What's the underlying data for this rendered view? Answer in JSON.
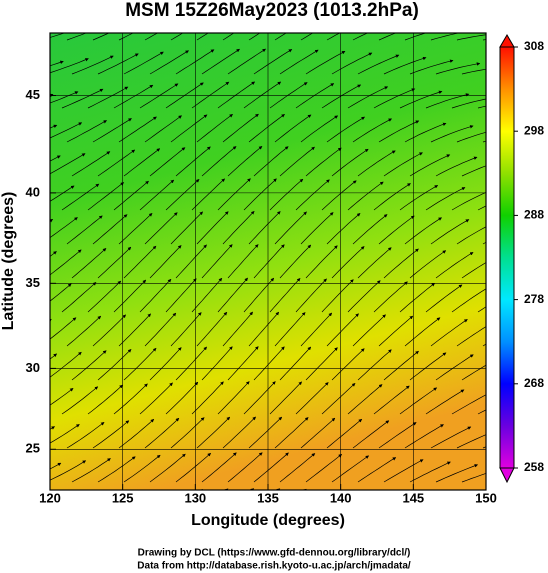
{
  "chart_data": {
    "type": "streamline",
    "title": "MSM 15Z26May2023 (1013.2hPa)",
    "x_label": "Longitude (degrees)",
    "y_label": "Latitude  (degrees)",
    "projection": "mercator",
    "xlim": [
      120,
      150
    ],
    "xticks": [
      120,
      125,
      130,
      135,
      140,
      145,
      150
    ],
    "ylim": [
      22.4,
      48
    ],
    "yticks": [
      25,
      30,
      35,
      40,
      45
    ],
    "grid": true,
    "colorbar": {
      "lim": [
        258,
        308
      ],
      "ticks": [
        258,
        268,
        278,
        288,
        298,
        308
      ],
      "colormap": [
        "#e000e0",
        "#6a00e0",
        "#0000ff",
        "#0090ff",
        "#00e8ff",
        "#00e090",
        "#10d000",
        "#90e000",
        "#ffff00",
        "#ff9000",
        "#ff1000"
      ]
    },
    "footer": [
      "Drawing by DCL (https://www.gfd-dennou.org/library/dcl/)",
      "Data from http://database.rish.kyoto-u.ac.jp/arch/jmadata/"
    ]
  }
}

> **TO DO**
Repeat the preceding records precisely, and leave every picture out of the copy.

> **EXERCISE SOLUTION**
What's the underlying data for this rendered view? Answer in JSON.
{
  "chart_data": {
    "type": "streamline",
    "title": "MSM 15Z26May2023 (1013.2hPa)",
    "x_label": "Longitude (degrees)",
    "y_label": "Latitude  (degrees)",
    "projection": "mercator",
    "xlim": [
      120,
      150
    ],
    "xticks": [
      120,
      125,
      130,
      135,
      140,
      145,
      150
    ],
    "ylim": [
      22.4,
      48
    ],
    "yticks": [
      25,
      30,
      35,
      40,
      45
    ],
    "grid": true,
    "colorbar": {
      "lim": [
        258,
        308
      ],
      "ticks": [
        258,
        268,
        278,
        288,
        298,
        308
      ],
      "colormap": [
        "#e000e0",
        "#6a00e0",
        "#0000ff",
        "#0090ff",
        "#00e8ff",
        "#00e090",
        "#10d000",
        "#90e000",
        "#ffff00",
        "#ff9000",
        "#ff1000"
      ]
    },
    "footer": [
      "Drawing by DCL (https://www.gfd-dennou.org/library/dcl/)",
      "Data from http://database.rish.kyoto-u.ac.jp/arch/jmadata/"
    ]
  }
}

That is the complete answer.